* **Work instruction**:
Copy the result of filtering the entries below for lines that include the string "apoptotic".

* **Material provided**:
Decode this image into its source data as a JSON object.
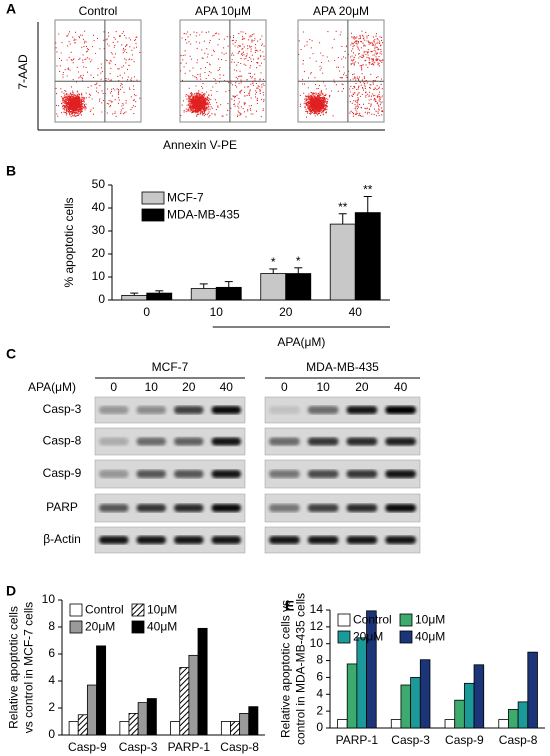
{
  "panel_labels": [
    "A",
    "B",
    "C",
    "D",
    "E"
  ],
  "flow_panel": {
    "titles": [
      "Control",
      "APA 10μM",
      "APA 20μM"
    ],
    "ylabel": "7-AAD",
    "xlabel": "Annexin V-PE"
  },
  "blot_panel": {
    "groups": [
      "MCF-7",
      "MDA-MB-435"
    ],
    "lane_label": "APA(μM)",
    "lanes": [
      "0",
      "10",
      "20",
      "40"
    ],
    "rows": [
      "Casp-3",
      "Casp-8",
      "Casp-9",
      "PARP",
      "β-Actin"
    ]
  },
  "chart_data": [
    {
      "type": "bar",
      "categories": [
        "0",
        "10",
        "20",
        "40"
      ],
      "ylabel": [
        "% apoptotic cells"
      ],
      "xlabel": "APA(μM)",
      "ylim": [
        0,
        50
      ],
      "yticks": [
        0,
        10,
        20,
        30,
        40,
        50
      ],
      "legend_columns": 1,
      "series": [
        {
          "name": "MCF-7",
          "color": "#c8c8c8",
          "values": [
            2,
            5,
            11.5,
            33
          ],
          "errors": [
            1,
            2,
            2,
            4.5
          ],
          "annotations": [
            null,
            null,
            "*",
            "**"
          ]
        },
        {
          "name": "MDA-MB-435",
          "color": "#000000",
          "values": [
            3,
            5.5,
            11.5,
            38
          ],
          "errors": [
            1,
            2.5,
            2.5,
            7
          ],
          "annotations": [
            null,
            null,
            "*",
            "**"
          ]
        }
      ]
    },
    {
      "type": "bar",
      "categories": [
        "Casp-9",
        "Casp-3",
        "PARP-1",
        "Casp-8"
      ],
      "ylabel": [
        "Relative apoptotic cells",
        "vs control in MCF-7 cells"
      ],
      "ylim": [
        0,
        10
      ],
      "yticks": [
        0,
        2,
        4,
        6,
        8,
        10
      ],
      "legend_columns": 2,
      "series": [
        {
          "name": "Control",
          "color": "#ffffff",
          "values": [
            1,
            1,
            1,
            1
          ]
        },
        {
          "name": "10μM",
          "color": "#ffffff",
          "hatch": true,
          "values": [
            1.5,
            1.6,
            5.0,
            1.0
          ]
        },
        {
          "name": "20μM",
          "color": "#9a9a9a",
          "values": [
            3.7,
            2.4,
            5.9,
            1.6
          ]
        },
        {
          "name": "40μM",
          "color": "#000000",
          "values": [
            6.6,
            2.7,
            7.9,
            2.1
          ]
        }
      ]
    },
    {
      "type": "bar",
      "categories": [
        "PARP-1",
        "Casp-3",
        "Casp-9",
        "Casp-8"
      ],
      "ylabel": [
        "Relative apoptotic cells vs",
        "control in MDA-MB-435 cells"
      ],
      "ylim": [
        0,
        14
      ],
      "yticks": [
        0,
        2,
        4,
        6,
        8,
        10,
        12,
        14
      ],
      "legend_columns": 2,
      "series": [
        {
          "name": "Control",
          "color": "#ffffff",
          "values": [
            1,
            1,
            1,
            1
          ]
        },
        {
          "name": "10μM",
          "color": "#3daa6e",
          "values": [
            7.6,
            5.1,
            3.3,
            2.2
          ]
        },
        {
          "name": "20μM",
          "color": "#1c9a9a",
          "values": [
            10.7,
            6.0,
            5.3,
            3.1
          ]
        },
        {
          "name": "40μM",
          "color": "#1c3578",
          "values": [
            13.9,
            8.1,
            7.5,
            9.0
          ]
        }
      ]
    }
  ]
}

...

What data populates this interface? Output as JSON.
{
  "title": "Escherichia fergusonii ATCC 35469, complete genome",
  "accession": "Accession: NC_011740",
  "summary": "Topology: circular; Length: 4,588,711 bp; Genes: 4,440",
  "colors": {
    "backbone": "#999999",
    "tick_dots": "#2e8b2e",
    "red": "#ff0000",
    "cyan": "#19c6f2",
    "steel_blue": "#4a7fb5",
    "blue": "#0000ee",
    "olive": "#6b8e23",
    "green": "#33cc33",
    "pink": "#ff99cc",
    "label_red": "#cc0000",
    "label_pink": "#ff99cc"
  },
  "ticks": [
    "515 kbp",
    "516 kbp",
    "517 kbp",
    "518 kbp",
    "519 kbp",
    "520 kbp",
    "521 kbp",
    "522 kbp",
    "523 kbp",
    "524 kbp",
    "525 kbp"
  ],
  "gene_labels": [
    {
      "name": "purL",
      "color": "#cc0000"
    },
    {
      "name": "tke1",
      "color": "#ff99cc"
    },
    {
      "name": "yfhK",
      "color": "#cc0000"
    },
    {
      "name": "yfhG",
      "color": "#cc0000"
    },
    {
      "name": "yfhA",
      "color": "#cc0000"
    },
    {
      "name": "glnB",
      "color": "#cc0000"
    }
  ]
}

* * *

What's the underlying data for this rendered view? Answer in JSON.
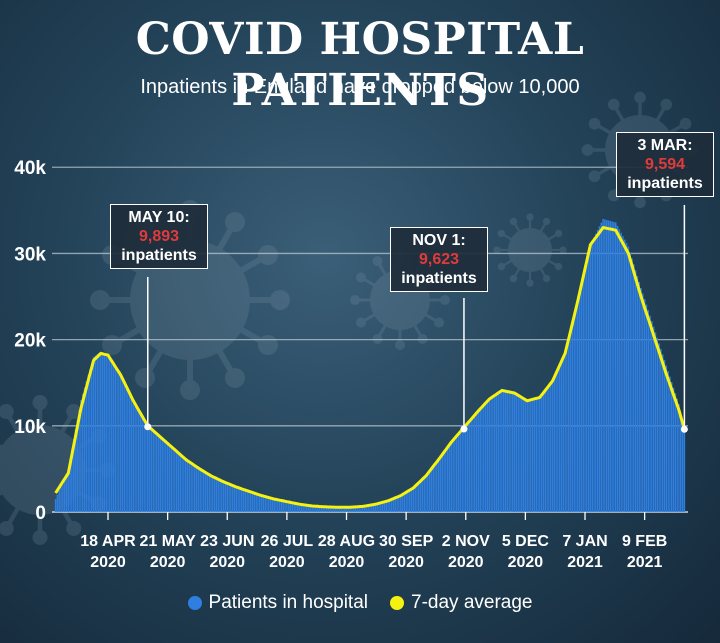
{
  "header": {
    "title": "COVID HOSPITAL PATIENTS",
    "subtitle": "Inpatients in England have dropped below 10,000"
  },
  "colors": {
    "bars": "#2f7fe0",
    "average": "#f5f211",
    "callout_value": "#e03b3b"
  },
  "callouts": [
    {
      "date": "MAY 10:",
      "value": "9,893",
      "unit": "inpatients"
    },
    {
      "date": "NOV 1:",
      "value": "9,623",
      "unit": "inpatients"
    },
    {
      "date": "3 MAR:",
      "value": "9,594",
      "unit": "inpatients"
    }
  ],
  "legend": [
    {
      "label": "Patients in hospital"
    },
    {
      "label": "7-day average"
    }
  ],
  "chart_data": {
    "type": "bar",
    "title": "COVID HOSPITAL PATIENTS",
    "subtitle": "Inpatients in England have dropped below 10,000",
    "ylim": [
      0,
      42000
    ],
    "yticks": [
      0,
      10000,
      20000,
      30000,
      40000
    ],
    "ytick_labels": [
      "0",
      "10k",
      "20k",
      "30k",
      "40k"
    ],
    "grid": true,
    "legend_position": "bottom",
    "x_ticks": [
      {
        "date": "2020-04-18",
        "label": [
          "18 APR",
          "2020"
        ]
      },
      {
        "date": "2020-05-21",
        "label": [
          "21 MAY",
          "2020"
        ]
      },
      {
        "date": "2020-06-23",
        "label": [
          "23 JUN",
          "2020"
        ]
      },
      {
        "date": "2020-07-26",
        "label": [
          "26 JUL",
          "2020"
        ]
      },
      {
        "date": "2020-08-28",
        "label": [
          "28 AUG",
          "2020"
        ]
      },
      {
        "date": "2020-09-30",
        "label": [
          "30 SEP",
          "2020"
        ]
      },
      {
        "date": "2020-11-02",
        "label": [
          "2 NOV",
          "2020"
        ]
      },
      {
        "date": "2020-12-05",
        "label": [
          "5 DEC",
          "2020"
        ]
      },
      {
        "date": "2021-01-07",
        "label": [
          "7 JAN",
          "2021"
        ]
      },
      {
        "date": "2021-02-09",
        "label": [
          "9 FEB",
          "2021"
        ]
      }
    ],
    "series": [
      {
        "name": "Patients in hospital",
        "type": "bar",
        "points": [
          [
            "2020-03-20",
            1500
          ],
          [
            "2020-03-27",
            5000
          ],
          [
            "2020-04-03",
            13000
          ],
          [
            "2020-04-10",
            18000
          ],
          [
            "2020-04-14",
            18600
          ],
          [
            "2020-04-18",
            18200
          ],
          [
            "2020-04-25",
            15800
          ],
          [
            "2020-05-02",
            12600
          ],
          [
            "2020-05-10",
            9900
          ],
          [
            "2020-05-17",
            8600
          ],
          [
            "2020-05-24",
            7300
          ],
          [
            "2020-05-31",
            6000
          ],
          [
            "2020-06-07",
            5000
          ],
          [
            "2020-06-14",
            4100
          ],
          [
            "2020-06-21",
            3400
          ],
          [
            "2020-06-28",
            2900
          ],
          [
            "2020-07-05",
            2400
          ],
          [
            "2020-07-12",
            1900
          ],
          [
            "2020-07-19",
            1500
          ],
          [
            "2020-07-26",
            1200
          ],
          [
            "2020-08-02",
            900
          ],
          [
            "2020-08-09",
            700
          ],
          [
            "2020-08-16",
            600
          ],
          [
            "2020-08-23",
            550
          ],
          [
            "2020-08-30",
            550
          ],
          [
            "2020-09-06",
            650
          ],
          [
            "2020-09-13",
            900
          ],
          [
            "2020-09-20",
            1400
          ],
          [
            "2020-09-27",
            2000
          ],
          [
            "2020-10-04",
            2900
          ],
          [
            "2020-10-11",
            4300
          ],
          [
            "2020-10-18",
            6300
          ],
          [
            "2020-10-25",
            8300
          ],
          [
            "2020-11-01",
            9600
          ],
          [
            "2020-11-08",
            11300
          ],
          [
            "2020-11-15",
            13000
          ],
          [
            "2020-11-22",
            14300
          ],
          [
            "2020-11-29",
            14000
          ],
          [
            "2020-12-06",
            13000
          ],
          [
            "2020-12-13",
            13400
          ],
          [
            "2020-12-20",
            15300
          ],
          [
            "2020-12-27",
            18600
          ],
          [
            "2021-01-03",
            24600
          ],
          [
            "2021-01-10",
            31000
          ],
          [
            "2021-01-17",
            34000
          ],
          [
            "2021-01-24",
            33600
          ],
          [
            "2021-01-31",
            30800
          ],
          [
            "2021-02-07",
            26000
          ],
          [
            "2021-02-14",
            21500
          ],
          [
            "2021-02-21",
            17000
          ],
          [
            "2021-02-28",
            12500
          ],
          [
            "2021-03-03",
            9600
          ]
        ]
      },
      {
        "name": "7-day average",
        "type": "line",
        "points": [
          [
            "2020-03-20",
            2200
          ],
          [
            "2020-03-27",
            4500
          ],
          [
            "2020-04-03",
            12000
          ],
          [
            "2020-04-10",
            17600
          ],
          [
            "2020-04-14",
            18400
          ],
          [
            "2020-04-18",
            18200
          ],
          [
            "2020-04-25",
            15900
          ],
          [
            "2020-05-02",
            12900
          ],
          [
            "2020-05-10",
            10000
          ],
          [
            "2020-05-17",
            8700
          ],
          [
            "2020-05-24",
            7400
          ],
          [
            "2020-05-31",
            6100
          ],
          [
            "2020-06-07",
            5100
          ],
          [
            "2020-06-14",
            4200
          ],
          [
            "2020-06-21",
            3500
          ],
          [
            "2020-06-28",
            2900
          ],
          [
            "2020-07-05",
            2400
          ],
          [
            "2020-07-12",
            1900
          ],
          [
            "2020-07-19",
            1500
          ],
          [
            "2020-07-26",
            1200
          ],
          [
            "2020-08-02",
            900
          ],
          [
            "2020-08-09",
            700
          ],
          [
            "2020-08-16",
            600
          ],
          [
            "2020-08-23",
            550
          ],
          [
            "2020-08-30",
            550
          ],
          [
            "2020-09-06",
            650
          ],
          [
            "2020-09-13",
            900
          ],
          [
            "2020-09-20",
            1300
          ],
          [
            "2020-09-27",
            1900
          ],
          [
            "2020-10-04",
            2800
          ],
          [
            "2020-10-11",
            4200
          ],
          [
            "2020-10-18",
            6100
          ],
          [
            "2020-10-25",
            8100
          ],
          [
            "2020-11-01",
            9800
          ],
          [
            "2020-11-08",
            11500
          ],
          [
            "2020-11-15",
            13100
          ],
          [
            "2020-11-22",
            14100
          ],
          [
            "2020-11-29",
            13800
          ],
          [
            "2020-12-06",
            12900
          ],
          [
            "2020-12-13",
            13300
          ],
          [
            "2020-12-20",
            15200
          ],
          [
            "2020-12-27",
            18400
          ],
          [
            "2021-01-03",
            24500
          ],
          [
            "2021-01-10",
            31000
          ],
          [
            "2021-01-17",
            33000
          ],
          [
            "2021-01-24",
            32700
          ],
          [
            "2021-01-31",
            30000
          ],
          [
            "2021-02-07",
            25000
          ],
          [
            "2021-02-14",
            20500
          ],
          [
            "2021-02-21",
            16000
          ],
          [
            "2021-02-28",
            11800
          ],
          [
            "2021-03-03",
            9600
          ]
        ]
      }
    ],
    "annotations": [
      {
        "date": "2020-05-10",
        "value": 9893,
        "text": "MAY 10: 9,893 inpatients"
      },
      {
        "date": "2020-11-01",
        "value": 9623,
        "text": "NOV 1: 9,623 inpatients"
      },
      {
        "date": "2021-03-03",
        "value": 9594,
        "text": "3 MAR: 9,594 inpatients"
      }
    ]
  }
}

* **Solution**:
        "% apoptotic cells"
        "Relative apoptotic cells",
        "Relative apoptotic cells vs",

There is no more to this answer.